§ Lesetext:
=====
Auch Ulrike Lubek, Präsidentin des Landschaftsverbandes Rheinland, sprach von einer immensen Herausforderung: „Für uns ist das die größte Reform seit Einführung der Pflegeversicherung.“ Befürchtungen, dass vor allem die Zuständigkeit für den Einsatz von Integrationshelfern im Kindergarten von Vereinen und Verbänden auf die Kindertageseinrichtungen selbst übergingen, erteilte sie eine Absage.
Beim Einsatz der Integrationshelfer in Kindergärten und Schule gebe es jetzt zumindest Mustervereinbarungen, die landesweit festschreiben sollen, was die Integrationsassistenten leisten sollen. Eine verbindliche Festschreibung der Bezahlung gibt es jedoch nicht – das regelt wie bislang jede Kommune mit den Trägern der Integrationshilfe.
=====
§ Bereitgestelltes Material:
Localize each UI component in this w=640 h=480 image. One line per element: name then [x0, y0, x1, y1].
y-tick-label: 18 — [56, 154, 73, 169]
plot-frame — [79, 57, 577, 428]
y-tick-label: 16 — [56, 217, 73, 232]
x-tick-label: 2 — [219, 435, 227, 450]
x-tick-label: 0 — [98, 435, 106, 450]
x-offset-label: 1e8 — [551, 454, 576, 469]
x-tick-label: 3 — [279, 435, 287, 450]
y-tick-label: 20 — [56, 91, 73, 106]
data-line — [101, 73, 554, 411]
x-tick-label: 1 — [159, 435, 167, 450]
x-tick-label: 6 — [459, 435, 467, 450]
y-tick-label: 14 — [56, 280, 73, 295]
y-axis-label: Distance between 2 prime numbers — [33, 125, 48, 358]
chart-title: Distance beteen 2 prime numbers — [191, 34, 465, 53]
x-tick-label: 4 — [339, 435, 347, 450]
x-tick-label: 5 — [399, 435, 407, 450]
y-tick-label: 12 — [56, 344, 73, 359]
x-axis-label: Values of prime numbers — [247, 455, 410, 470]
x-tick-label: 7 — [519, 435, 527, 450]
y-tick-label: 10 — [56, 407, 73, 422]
=====
§ Aufgabenstellung 1: Nennen Sie alle Wörter im Lesetext, die mit „Integrations“ beginnen, und zwar jede vorkommende Form einmal.
§ Aufgabenstellung 2: Bearbeiten Sie im Lesetext alles von „Beim Einsatz der“ bis hinunter zu „Trägern der Integrationshilfe.“, indem Sie „Mustervereinbarungen“ durch „Rahmenvereinbarungen“ ersetzen.
§ Aufgabenstellung 3: Wer regelt laut dem Lesetext die Bezahlung der Integrationshelfer?
Das Material stammt aus einer anderen Quelle als der Lesetext.

§ Richtige Lösung 1: Integrationshelfern, Integrationshelfer, Integrationsassistenten, Integrationshilfe

§ Richtige Lösung 2:
Beim Einsatz der Integrationshelfer in Kindergärten und Schule gebe es jetzt zumindest Rahmenvereinbarungen, die landesweit festschreiben sollen, was die Integrationsassistenten leisten sollen. Eine verbindliche Festschreibung der Bezahlung gibt es jedoch nicht – das regelt wie bislang jede Kommune mit den Trägern der Integrationshilfe.

§ Richtige Lösung 3: Wie bislang regelt das jede Kommune mit den Trägern der Integrationshilfe.